_EXERCISE DESCRIPTION_: Each record is to be transcribed exactly.

-- START INFORMATION PROVIDED --

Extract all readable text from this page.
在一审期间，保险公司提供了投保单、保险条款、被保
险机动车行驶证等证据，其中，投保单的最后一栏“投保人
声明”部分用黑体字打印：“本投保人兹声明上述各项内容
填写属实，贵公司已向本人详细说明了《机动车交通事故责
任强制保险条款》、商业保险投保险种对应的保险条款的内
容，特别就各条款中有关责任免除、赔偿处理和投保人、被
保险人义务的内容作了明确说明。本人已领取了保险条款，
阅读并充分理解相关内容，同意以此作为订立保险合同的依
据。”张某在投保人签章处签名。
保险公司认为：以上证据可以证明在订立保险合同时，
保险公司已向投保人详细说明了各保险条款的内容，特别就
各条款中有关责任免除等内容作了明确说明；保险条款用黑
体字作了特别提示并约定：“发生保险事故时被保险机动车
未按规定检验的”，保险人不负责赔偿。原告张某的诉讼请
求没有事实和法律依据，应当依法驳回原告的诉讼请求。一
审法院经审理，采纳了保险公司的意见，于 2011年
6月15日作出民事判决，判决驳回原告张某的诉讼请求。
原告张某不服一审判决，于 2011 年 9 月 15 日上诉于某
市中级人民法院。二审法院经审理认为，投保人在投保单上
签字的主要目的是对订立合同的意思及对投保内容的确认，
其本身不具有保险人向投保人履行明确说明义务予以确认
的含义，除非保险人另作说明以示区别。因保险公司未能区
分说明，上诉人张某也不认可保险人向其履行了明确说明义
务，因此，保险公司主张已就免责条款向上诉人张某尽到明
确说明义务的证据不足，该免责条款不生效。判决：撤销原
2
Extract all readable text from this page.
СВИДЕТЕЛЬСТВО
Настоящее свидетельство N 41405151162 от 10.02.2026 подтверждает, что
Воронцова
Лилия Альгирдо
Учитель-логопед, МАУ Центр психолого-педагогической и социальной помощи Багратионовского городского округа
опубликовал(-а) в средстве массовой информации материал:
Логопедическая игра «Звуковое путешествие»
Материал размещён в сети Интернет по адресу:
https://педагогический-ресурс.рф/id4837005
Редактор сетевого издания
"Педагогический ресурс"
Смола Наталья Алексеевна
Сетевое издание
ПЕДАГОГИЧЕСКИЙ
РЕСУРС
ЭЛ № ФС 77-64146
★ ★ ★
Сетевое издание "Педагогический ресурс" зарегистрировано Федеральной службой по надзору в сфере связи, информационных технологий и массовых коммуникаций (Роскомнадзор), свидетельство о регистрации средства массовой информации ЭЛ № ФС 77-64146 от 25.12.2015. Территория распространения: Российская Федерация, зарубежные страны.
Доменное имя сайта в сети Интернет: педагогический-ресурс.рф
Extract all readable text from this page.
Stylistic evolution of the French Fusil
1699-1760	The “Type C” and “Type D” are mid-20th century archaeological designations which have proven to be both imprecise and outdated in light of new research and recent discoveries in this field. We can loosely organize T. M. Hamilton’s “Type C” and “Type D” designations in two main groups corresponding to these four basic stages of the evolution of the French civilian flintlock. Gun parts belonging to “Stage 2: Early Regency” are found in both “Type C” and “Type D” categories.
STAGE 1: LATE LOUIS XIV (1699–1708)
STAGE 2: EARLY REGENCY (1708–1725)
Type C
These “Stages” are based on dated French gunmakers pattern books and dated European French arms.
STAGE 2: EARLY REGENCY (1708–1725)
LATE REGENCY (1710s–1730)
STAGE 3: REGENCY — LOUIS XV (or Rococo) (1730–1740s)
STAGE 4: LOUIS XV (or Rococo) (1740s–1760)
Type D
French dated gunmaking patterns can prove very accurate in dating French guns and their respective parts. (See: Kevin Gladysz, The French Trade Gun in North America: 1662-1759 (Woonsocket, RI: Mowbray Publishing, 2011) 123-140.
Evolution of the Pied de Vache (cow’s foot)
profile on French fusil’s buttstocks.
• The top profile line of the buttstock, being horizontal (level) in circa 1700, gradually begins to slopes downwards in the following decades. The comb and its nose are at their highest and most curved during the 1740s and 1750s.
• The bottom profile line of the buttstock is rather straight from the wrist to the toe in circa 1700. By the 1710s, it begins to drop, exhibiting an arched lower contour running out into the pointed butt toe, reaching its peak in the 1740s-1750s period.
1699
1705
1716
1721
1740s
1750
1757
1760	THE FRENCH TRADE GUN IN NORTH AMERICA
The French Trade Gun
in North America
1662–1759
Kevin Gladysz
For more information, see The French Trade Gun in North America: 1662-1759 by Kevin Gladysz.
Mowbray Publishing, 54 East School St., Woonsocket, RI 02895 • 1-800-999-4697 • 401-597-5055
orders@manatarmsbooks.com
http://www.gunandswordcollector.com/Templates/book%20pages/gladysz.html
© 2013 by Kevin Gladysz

-- END INFORMATION PROVIDED --

_REPLY_:
Extract all readable text from this page.
在一审期间，保险公司提供了投保单、保险条款、被保
险机动车行驶证等证据，其中，投保单的最后一栏“投保人
声明”部分用黑体字打印：“本投保人兹声明上述各项内容
填写属实，贵公司已向本人详细说明了《机动车交通事故责
任强制保险条款》、商业保险投保险种对应的保险条款的内
容，特别就各条款中有关责任免除、赔偿处理和投保人、被
保险人义务的内容作了明确说明。本人已领取了保险条款，
阅读并充分理解相关内容，同意以此作为订立保险合同的依
据。”张某在投保人签章处签名。
保险公司认为：以上证据可以证明在订立保险合同时，
保险公司已向投保人详细说明了各保险条款的内容，特别就
各条款中有关责任免除等内容作了明确说明；保险条款用黑
体字作了特别提示并约定：“发生保险事故时被保险机动车
未按规定检验的”，保险人不负责赔偿。原告张某的诉讼请
求没有事实和法律依据，应当依法驳回原告的诉讼请求。一
审法院经审理，采纳了保险公司的意见，于 2011年
6月15日作出民事判决，判决驳回原告张某的诉讼请求。
原告张某不服一审判决，于 2011 年 9 月 15 日上诉于某
市中级人民法院。二审法院经审理认为，投保人在投保单上
签字的主要目的是对订立合同的意思及对投保内容的确认，
其本身不具有保险人向投保人履行明确说明义务予以确认
的含义，除非保险人另作说明以示区别。因保险公司未能区
分说明，上诉人张某也不认可保险人向其履行了明确说明义
务，因此，保险公司主张已就免责条款向上诉人张某尽到明
确说明义务的证据不足，该免责条款不生效。判决：撤销原
2
Extract all readable text from this page.
СВИДЕТЕЛЬСТВО
Настоящее свидетельство N 41405151162 от 10.02.2026 подтверждает, что
Воронцова
Лилия Альгирдо
Учитель-логопед, МАУ Центр психолого-педагогической и социальной помощи Багратионовского городского округа
опубликовал(-а) в средстве массовой информации материал:
Логопедическая игра «Звуковое путешествие»
Материал размещён в сети Интернет по адресу:
https://педагогический-ресурс.рф/id4837005
Редактор сетевого издания
"Педагогический ресурс"
Смола Наталья Алексеевна
Сетевое издание
ПЕДАГОГИЧЕСКИЙ
РЕСУРС
ЭЛ № ФС 77-64146
★ ★ ★
Сетевое издание "Педагогический ресурс" зарегистрировано Федеральной службой по надзору в сфере связи, информационных технологий и массовых коммуникаций (Роскомнадзор), свидетельство о регистрации средства массовой информации ЭЛ № ФС 77-64146 от 25.12.2015. Территория распространения: Российская Федерация, зарубежные страны.
Доменное имя сайта в сети Интернет: педагогический-ресурс.рф
Extract all readable text from this page.
Stylistic evolution of the French Fusil
1699-1760	The “Type C” and “Type D” are mid-20th century archaeological designations which have proven to be both imprecise and outdated in light of new research and recent discoveries in this field. We can loosely organize T. M. Hamilton’s “Type C” and “Type D” designations in two main groups corresponding to these four basic stages of the evolution of the French civilian flintlock. Gun parts belonging to “Stage 2: Early Regency” are found in both “Type C” and “Type D” categories.
STAGE 1: LATE LOUIS XIV (1699–1708)
STAGE 2: EARLY REGENCY (1708–1725)
Type C
These “Stages” are based on dated French gunmakers pattern books and dated European French arms.
STAGE 2: EARLY REGENCY (1708–1725)
LATE REGENCY (1710s–1730)
STAGE 3: REGENCY — LOUIS XV (or Rococo) (1730–1740s)
STAGE 4: LOUIS XV (or Rococo) (1740s–1760)
Type D
French dated gunmaking patterns can prove very accurate in dating French guns and their respective parts. (See: Kevin Gladysz, The French Trade Gun in North America: 1662-1759 (Woonsocket, RI: Mowbray Publishing, 2011) 123-140.
Evolution of the Pied de Vache (cow’s foot)
profile on French fusil’s buttstocks.
• The top profile line of the buttstock, being horizontal (level) in circa 1700, gradually begins to slopes downwards in the following decades. The comb and its nose are at their highest and most curved during the 1740s and 1750s.
• The bottom profile line of the buttstock is rather straight from the wrist to the toe in circa 1700. By the 1710s, it begins to drop, exhibiting an arched lower contour running out into the pointed butt toe, reaching its peak in the 1740s-1750s period.
1699
1705
1716
1721
1740s
1750
1757
1760	THE FRENCH TRADE GUN IN NORTH AMERICA
The French Trade Gun
in North America
1662–1759
Kevin Gladysz
For more information, see The French Trade Gun in North America: 1662-1759 by Kevin Gladysz.
Mowbray Publishing, 54 East School St., Woonsocket, RI 02895 • 1-800-999-4697 • 401-597-5055
orders@manatarmsbooks.com
http://www.gunandswordcollector.com/Templates/book%20pages/gladysz.html
© 2013 by Kevin Gladysz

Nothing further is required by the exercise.